● PROBLEM DETAILS
Reproduce the following material exactly, including every line.

● RECORDS
————————
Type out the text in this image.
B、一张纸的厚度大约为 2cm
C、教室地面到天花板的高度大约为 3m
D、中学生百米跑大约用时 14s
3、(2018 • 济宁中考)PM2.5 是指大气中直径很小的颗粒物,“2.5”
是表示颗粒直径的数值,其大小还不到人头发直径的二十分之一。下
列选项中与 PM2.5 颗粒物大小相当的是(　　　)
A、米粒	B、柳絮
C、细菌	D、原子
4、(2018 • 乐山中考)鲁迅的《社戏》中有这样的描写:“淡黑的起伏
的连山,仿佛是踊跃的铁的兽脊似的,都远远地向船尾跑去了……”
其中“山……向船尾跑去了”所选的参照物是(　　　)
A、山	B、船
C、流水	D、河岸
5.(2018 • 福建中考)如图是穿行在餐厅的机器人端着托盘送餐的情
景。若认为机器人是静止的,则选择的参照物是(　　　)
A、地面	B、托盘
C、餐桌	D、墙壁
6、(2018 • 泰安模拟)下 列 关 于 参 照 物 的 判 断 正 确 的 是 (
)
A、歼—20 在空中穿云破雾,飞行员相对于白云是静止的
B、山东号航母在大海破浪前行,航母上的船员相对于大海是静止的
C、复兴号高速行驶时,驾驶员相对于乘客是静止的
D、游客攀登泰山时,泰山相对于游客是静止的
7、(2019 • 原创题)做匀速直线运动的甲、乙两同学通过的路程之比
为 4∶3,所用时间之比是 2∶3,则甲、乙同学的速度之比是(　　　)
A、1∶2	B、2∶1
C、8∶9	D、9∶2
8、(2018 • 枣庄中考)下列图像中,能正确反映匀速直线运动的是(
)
————————
● REPLY
Type out the text in this image.
B、一张纸的厚度大约为 2cm
C、教室地面到天花板的高度大约为 3m
D、中学生百米跑大约用时 14s
3、(2018 • 济宁中考)PM2.5 是指大气中直径很小的颗粒物,“2.5”
是表示颗粒直径的数值,其大小还不到人头发直径的二十分之一。下
列选项中与 PM2.5 颗粒物大小相当的是(　　　)
A、米粒	B、柳絮
C、细菌	D、原子
4、(2018 • 乐山中考)鲁迅的《社戏》中有这样的描写:“淡黑的起伏
的连山,仿佛是踊跃的铁的兽脊似的,都远远地向船尾跑去了……”
其中“山……向船尾跑去了”所选的参照物是(　　　)
A、山	B、船
C、流水	D、河岸
5.(2018 • 福建中考)如图是穿行在餐厅的机器人端着托盘送餐的情
景。若认为机器人是静止的,则选择的参照物是(　　　)
A、地面	B、托盘
C、餐桌	D、墙壁
6、(2018 • 泰安模拟)下 列 关 于 参 照 物 的 判 断 正 确 的 是 (
)
A、歼—20 在空中穿云破雾,飞行员相对于白云是静止的
B、山东号航母在大海破浪前行,航母上的船员相对于大海是静止的
C、复兴号高速行驶时,驾驶员相对于乘客是静止的
D、游客攀登泰山时,泰山相对于游客是静止的
7、(2019 • 原创题)做匀速直线运动的甲、乙两同学通过的路程之比
为 4∶3,所用时间之比是 2∶3,则甲、乙同学的速度之比是(　　　)
A、1∶2	B、2∶1
C、8∶9	D、9∶2
8、(2018 • 枣庄中考)下列图像中,能正确反映匀速直线运动的是(
)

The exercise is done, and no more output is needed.